* **Written problem**: Copy out all lines carrying the word "results".

(Extracted data entries)
• • • •

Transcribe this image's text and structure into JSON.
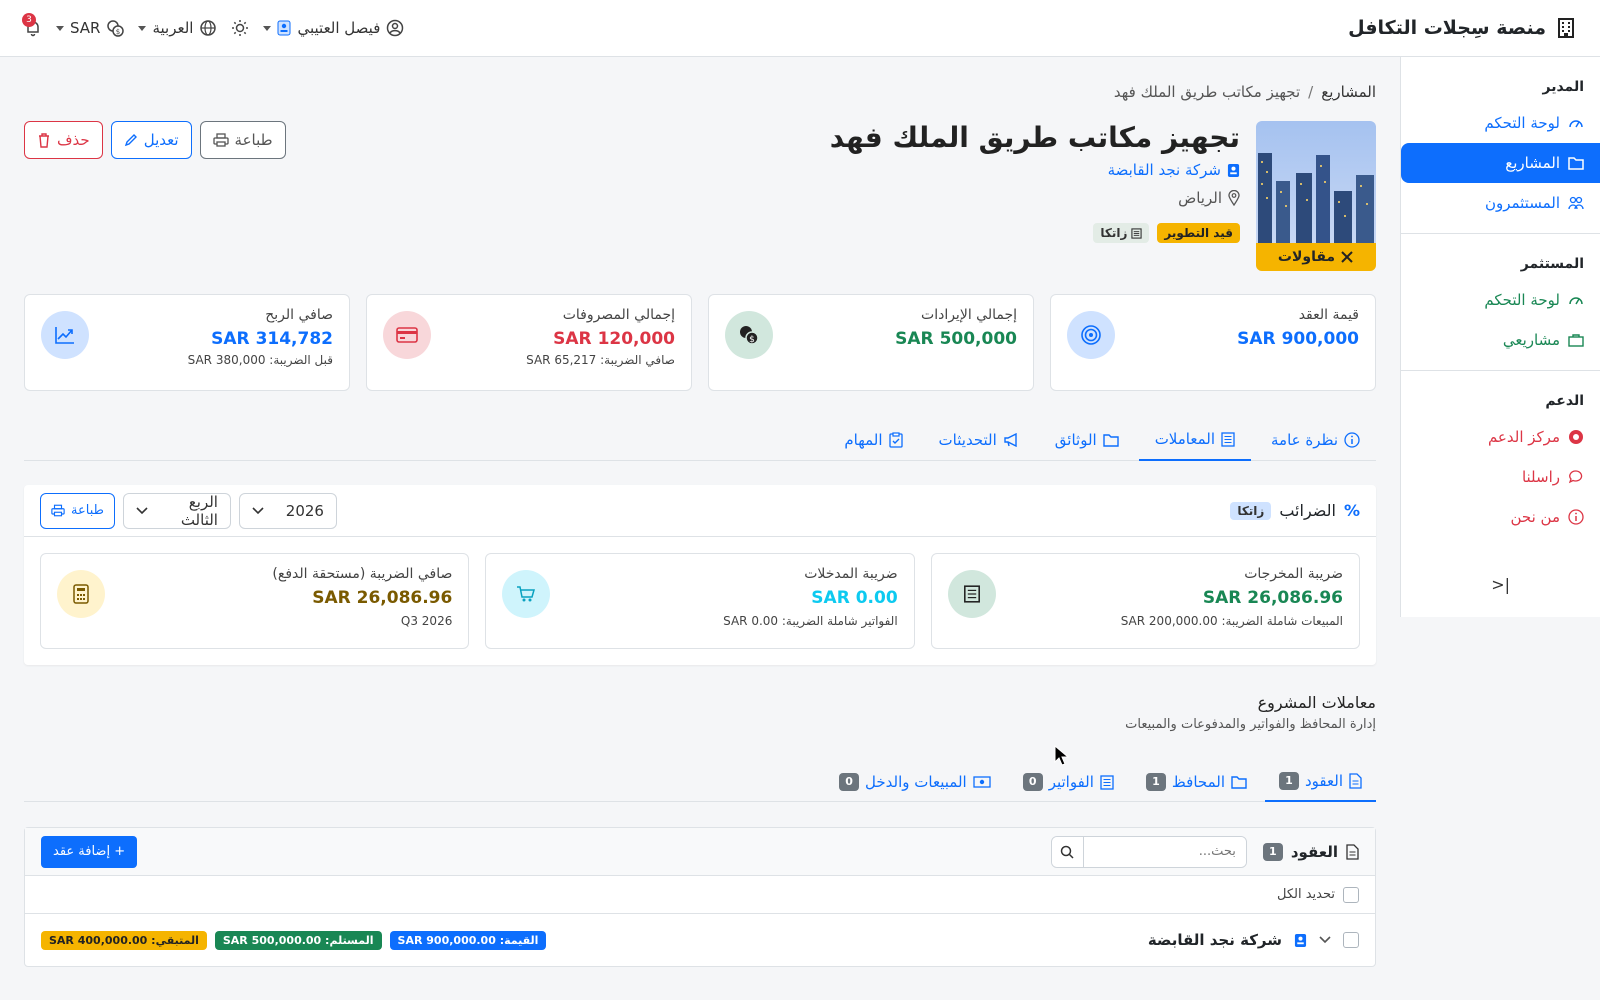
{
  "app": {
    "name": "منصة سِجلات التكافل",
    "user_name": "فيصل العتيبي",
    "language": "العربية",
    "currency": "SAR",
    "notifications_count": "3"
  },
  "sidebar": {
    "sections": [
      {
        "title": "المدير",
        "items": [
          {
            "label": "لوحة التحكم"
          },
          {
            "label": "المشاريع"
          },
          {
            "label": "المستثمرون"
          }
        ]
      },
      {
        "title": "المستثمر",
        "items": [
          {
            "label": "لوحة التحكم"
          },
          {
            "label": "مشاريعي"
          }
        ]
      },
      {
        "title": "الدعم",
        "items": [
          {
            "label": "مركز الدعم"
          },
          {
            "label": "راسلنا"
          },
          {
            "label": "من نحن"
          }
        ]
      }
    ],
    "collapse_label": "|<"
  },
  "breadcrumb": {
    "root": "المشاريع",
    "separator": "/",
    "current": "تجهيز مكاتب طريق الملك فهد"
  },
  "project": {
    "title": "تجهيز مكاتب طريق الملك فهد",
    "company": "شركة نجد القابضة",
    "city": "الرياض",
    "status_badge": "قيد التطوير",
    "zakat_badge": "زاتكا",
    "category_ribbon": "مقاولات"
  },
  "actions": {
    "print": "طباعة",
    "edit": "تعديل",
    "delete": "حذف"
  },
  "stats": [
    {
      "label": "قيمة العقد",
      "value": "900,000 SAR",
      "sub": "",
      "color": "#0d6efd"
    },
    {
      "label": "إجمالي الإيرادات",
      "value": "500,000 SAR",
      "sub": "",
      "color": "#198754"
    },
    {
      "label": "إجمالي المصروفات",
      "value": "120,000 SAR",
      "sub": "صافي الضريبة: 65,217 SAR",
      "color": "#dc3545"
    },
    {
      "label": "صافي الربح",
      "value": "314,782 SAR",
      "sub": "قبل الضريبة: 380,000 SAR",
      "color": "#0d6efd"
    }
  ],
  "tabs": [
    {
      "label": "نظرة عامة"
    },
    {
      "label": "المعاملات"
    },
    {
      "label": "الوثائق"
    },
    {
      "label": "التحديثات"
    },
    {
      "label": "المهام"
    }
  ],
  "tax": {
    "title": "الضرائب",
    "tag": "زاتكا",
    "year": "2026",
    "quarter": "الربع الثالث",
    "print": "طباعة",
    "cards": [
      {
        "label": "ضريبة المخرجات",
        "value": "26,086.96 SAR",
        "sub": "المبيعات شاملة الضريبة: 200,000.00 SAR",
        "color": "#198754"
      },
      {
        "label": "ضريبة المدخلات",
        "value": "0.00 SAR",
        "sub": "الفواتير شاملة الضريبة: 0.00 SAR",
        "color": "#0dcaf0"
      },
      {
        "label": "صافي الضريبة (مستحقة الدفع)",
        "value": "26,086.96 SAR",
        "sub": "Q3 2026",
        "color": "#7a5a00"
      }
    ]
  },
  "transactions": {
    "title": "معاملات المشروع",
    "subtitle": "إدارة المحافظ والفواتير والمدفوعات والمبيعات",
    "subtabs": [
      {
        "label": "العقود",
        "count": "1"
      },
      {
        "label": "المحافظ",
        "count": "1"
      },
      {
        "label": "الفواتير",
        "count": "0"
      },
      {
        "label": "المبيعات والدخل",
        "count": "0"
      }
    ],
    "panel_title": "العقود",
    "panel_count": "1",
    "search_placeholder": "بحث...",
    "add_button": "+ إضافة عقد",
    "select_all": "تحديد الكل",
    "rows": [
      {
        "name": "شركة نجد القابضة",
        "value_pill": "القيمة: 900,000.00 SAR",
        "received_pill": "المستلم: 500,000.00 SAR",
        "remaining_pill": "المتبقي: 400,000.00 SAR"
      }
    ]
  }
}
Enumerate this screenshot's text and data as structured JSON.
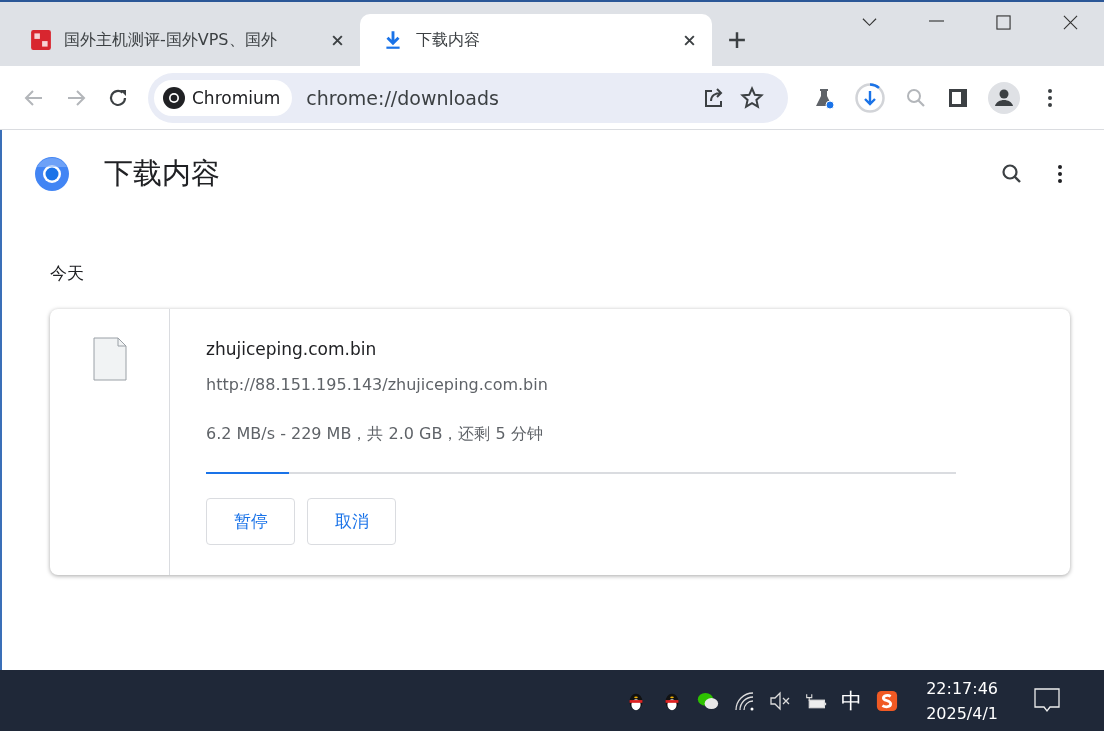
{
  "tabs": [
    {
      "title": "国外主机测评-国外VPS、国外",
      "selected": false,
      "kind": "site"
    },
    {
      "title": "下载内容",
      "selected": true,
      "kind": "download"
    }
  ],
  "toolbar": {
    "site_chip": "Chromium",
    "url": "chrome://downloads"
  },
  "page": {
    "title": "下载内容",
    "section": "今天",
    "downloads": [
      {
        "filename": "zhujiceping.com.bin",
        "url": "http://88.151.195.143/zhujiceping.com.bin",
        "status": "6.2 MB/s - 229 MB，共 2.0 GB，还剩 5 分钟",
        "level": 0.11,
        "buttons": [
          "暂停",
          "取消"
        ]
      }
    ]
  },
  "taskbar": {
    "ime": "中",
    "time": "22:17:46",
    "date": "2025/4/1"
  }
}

• • • •

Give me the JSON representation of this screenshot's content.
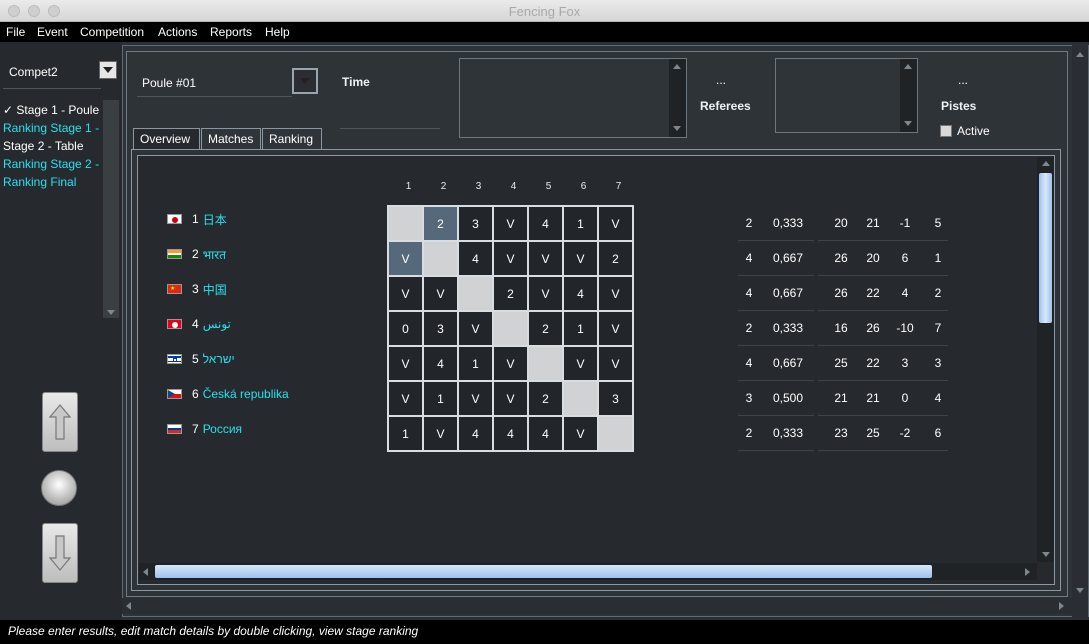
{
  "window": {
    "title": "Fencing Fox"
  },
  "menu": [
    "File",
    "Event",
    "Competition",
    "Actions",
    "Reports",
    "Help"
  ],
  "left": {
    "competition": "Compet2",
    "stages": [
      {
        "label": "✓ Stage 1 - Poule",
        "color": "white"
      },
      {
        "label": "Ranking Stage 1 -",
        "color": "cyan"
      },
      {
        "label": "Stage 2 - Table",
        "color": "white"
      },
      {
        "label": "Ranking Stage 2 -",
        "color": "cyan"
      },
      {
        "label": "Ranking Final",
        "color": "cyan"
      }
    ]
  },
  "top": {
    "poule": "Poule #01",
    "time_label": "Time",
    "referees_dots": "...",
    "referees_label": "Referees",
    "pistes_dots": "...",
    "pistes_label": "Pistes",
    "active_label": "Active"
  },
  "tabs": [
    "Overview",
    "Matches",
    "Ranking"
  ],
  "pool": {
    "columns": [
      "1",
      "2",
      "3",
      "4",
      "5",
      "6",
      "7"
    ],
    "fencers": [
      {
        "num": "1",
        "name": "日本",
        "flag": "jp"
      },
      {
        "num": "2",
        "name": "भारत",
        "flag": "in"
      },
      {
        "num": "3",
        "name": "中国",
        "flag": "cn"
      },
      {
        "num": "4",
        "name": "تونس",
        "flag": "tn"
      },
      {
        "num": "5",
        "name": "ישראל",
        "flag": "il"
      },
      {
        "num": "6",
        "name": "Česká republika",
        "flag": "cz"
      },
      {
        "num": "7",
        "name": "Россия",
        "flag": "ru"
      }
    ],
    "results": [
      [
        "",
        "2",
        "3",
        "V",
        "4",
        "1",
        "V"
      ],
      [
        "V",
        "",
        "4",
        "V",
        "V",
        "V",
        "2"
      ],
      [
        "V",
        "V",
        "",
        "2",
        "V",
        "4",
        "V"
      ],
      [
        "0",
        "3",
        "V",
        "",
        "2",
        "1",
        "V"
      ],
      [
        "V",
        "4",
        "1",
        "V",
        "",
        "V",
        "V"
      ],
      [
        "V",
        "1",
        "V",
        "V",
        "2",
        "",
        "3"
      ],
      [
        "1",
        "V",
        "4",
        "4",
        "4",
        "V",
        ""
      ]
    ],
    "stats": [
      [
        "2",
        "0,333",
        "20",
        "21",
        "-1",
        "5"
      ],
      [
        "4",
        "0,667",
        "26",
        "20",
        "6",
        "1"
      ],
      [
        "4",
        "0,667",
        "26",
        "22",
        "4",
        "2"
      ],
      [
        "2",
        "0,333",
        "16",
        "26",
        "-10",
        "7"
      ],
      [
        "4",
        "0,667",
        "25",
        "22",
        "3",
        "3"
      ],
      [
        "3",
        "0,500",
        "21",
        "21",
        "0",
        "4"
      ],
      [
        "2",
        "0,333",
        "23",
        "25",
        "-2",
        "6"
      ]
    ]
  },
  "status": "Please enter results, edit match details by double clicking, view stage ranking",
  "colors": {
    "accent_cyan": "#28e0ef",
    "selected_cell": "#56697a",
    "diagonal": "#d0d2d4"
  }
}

• • • •

* **Result**:
    "results": [
  "status": "Please enter results, edit match details by double clicking, view stage ranking",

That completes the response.